[Goal]: Each record below should be output verbatim, without pictures.

[Data]:
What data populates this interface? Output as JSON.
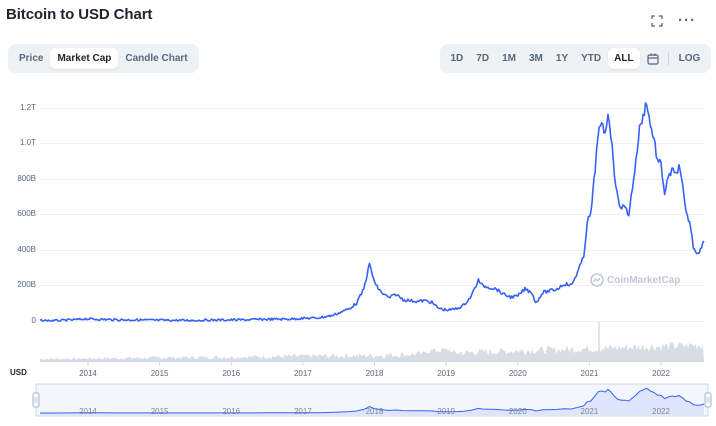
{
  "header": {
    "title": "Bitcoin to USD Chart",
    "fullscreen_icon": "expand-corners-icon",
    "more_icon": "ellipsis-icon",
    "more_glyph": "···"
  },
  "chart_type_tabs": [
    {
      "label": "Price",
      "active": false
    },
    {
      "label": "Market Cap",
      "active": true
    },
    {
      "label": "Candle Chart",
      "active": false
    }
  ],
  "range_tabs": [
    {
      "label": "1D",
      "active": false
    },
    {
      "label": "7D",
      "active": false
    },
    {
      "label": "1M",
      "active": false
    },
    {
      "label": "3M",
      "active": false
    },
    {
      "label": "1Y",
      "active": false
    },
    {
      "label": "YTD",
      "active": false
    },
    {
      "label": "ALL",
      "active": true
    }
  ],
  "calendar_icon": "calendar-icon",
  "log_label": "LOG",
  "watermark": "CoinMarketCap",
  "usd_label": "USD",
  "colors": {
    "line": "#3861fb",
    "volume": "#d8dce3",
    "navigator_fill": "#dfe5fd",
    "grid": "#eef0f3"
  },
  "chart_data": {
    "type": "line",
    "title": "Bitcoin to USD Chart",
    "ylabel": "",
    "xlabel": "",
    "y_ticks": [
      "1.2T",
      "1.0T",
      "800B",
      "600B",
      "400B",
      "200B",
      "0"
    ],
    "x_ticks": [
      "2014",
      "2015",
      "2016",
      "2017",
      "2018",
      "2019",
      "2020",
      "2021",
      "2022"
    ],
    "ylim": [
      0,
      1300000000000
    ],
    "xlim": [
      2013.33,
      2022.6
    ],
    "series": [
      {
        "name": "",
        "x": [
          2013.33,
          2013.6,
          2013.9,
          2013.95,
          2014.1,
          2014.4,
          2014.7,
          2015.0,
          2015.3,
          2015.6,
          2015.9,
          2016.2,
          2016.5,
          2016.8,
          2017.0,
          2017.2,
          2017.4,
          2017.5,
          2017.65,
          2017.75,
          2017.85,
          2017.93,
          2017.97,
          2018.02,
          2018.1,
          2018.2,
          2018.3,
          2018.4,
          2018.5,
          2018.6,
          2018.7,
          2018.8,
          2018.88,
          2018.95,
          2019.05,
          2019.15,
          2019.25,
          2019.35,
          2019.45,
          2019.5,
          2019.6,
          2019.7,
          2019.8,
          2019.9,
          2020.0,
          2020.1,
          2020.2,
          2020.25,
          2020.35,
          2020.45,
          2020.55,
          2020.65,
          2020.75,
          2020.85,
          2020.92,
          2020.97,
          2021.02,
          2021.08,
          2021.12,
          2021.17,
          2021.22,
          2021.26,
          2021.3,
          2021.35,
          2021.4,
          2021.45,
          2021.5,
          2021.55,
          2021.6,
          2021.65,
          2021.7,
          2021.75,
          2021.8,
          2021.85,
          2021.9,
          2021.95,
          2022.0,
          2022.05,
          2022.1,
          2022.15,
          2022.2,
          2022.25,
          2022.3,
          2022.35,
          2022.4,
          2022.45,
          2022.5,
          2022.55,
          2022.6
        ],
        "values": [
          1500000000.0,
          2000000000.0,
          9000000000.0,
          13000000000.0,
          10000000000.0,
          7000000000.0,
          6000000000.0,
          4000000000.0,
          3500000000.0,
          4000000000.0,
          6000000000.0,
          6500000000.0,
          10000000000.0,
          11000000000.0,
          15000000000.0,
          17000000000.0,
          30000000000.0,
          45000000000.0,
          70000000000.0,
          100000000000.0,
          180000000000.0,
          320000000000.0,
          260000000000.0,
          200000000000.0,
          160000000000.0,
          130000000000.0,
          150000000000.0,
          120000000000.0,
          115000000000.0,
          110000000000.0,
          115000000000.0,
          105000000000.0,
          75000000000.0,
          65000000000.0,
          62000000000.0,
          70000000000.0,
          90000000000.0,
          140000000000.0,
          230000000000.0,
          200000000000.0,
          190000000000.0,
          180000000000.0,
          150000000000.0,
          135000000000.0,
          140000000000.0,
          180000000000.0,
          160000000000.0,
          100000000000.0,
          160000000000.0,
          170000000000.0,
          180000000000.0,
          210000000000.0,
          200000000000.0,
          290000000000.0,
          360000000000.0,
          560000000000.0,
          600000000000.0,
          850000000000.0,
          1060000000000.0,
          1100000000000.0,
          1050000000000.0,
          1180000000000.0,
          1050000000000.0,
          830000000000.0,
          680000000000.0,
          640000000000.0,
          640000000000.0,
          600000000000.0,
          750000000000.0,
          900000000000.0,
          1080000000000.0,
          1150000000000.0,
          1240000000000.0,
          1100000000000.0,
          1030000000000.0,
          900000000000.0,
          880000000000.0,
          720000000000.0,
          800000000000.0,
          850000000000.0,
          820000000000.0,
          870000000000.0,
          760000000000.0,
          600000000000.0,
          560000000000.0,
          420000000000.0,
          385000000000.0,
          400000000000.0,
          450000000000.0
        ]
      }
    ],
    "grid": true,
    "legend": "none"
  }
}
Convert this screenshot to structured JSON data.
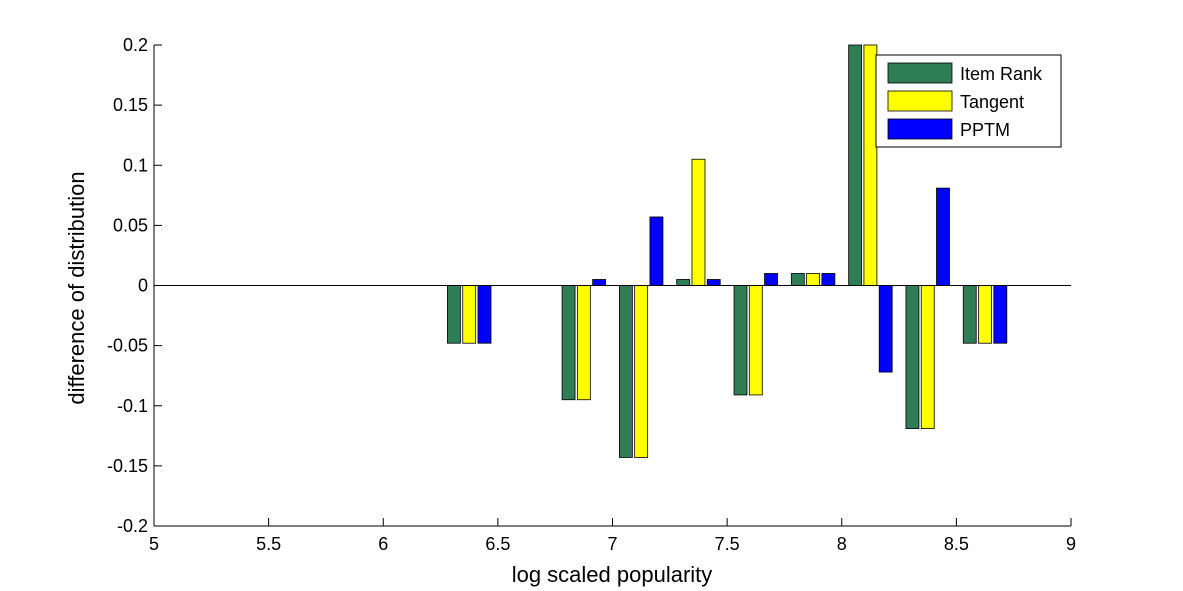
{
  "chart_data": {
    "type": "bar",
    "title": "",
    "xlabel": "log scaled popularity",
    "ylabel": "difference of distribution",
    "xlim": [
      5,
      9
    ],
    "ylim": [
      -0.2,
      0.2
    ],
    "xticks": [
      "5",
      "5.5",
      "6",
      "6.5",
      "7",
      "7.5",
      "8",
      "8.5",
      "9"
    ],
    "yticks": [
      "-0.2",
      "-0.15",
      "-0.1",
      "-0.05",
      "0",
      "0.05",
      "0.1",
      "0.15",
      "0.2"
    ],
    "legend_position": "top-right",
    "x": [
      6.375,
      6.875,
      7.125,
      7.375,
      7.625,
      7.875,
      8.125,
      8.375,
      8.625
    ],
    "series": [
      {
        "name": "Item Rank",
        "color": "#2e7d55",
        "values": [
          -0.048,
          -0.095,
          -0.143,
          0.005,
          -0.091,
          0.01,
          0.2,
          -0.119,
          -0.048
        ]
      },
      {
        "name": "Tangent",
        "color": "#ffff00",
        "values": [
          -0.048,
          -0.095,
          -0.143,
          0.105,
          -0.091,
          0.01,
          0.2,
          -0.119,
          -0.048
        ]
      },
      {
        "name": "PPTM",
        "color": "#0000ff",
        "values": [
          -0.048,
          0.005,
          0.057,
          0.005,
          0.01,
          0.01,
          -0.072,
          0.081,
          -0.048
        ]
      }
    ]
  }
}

[Output for this exercise]:
What data populates this interface? Output as JSON.
{
  "header": {
    "title": "Bitcoin to USD Chart",
    "fullscreen_icon": "expand-corners-icon",
    "more_icon": "ellipsis-icon",
    "more_glyph": "···"
  },
  "chart_type_tabs": [
    {
      "label": "Price",
      "active": false
    },
    {
      "label": "Market Cap",
      "active": true
    },
    {
      "label": "Candle Chart",
      "active": false
    }
  ],
  "range_tabs": [
    {
      "label": "1D",
      "active": false
    },
    {
      "label": "7D",
      "active": false
    },
    {
      "label": "1M",
      "active": false
    },
    {
      "label": "3M",
      "active": false
    },
    {
      "label": "1Y",
      "active": false
    },
    {
      "label": "YTD",
      "active": false
    },
    {
      "label": "ALL",
      "active": true
    }
  ],
  "calendar_icon": "calendar-icon",
  "log_label": "LOG",
  "watermark": "CoinMarketCap",
  "usd_label": "USD",
  "colors": {
    "line": "#3861fb",
    "volume": "#d8dce3",
    "navigator_fill": "#dfe5fd",
    "grid": "#eef0f3"
  },
  "chart_data": {
    "type": "line",
    "title": "Bitcoin to USD Chart",
    "ylabel": "",
    "xlabel": "",
    "y_ticks": [
      "1.2T",
      "1.0T",
      "800B",
      "600B",
      "400B",
      "200B",
      "0"
    ],
    "x_ticks": [
      "2014",
      "2015",
      "2016",
      "2017",
      "2018",
      "2019",
      "2020",
      "2021",
      "2022"
    ],
    "ylim": [
      0,
      1300000000000
    ],
    "xlim": [
      2013.33,
      2022.6
    ],
    "series": [
      {
        "name": "",
        "x": [
          2013.33,
          2013.6,
          2013.9,
          2013.95,
          2014.1,
          2014.4,
          2014.7,
          2015.0,
          2015.3,
          2015.6,
          2015.9,
          2016.2,
          2016.5,
          2016.8,
          2017.0,
          2017.2,
          2017.4,
          2017.5,
          2017.65,
          2017.75,
          2017.85,
          2017.93,
          2017.97,
          2018.02,
          2018.1,
          2018.2,
          2018.3,
          2018.4,
          2018.5,
          2018.6,
          2018.7,
          2018.8,
          2018.88,
          2018.95,
          2019.05,
          2019.15,
          2019.25,
          2019.35,
          2019.45,
          2019.5,
          2019.6,
          2019.7,
          2019.8,
          2019.9,
          2020.0,
          2020.1,
          2020.2,
          2020.25,
          2020.35,
          2020.45,
          2020.55,
          2020.65,
          2020.75,
          2020.85,
          2020.92,
          2020.97,
          2021.02,
          2021.08,
          2021.12,
          2021.17,
          2021.22,
          2021.26,
          2021.3,
          2021.35,
          2021.4,
          2021.45,
          2021.5,
          2021.55,
          2021.6,
          2021.65,
          2021.7,
          2021.75,
          2021.8,
          2021.85,
          2021.9,
          2021.95,
          2022.0,
          2022.05,
          2022.1,
          2022.15,
          2022.2,
          2022.25,
          2022.3,
          2022.35,
          2022.4,
          2022.45,
          2022.5,
          2022.55,
          2022.6
        ],
        "values": [
          1500000000.0,
          2000000000.0,
          9000000000.0,
          13000000000.0,
          10000000000.0,
          7000000000.0,
          6000000000.0,
          4000000000.0,
          3500000000.0,
          4000000000.0,
          6000000000.0,
          6500000000.0,
          10000000000.0,
          11000000000.0,
          15000000000.0,
          17000000000.0,
          30000000000.0,
          45000000000.0,
          70000000000.0,
          100000000000.0,
          180000000000.0,
          320000000000.0,
          260000000000.0,
          200000000000.0,
          160000000000.0,
          130000000000.0,
          150000000000.0,
          120000000000.0,
          115000000000.0,
          110000000000.0,
          115000000000.0,
          105000000000.0,
          75000000000.0,
          65000000000.0,
          62000000000.0,
          70000000000.0,
          90000000000.0,
          140000000000.0,
          230000000000.0,
          200000000000.0,
          190000000000.0,
          180000000000.0,
          150000000000.0,
          135000000000.0,
          140000000000.0,
          180000000000.0,
          160000000000.0,
          100000000000.0,
          160000000000.0,
          170000000000.0,
          180000000000.0,
          210000000000.0,
          200000000000.0,
          290000000000.0,
          360000000000.0,
          560000000000.0,
          600000000000.0,
          850000000000.0,
          1060000000000.0,
          1100000000000.0,
          1050000000000.0,
          1180000000000.0,
          1050000000000.0,
          830000000000.0,
          680000000000.0,
          640000000000.0,
          640000000000.0,
          600000000000.0,
          750000000000.0,
          900000000000.0,
          1080000000000.0,
          1150000000000.0,
          1240000000000.0,
          1100000000000.0,
          1030000000000.0,
          900000000000.0,
          880000000000.0,
          720000000000.0,
          800000000000.0,
          850000000000.0,
          820000000000.0,
          870000000000.0,
          760000000000.0,
          600000000000.0,
          560000000000.0,
          420000000000.0,
          385000000000.0,
          400000000000.0,
          450000000000.0
        ]
      }
    ],
    "grid": true,
    "legend": "none"
  }
}
Convert this screenshot to structured JSON data.
{
  "chart_data": {
    "type": "bar",
    "title": "",
    "xlabel": "log scaled popularity",
    "ylabel": "difference of distribution",
    "xlim": [
      5,
      9
    ],
    "ylim": [
      -0.2,
      0.2
    ],
    "xticks": [
      "5",
      "5.5",
      "6",
      "6.5",
      "7",
      "7.5",
      "8",
      "8.5",
      "9"
    ],
    "yticks": [
      "-0.2",
      "-0.15",
      "-0.1",
      "-0.05",
      "0",
      "0.05",
      "0.1",
      "0.15",
      "0.2"
    ],
    "legend_position": "top-right",
    "x": [
      6.375,
      6.875,
      7.125,
      7.375,
      7.625,
      7.875,
      8.125,
      8.375,
      8.625
    ],
    "series": [
      {
        "name": "Item Rank",
        "color": "#2e7d55",
        "values": [
          -0.048,
          -0.095,
          -0.143,
          0.005,
          -0.091,
          0.01,
          0.2,
          -0.119,
          -0.048
        ]
      },
      {
        "name": "Tangent",
        "color": "#ffff00",
        "values": [
          -0.048,
          -0.095,
          -0.143,
          0.105,
          -0.091,
          0.01,
          0.2,
          -0.119,
          -0.048
        ]
      },
      {
        "name": "PPTM",
        "color": "#0000ff",
        "values": [
          -0.048,
          0.005,
          0.057,
          0.005,
          0.01,
          0.01,
          -0.072,
          0.081,
          -0.048
        ]
      }
    ]
  }
}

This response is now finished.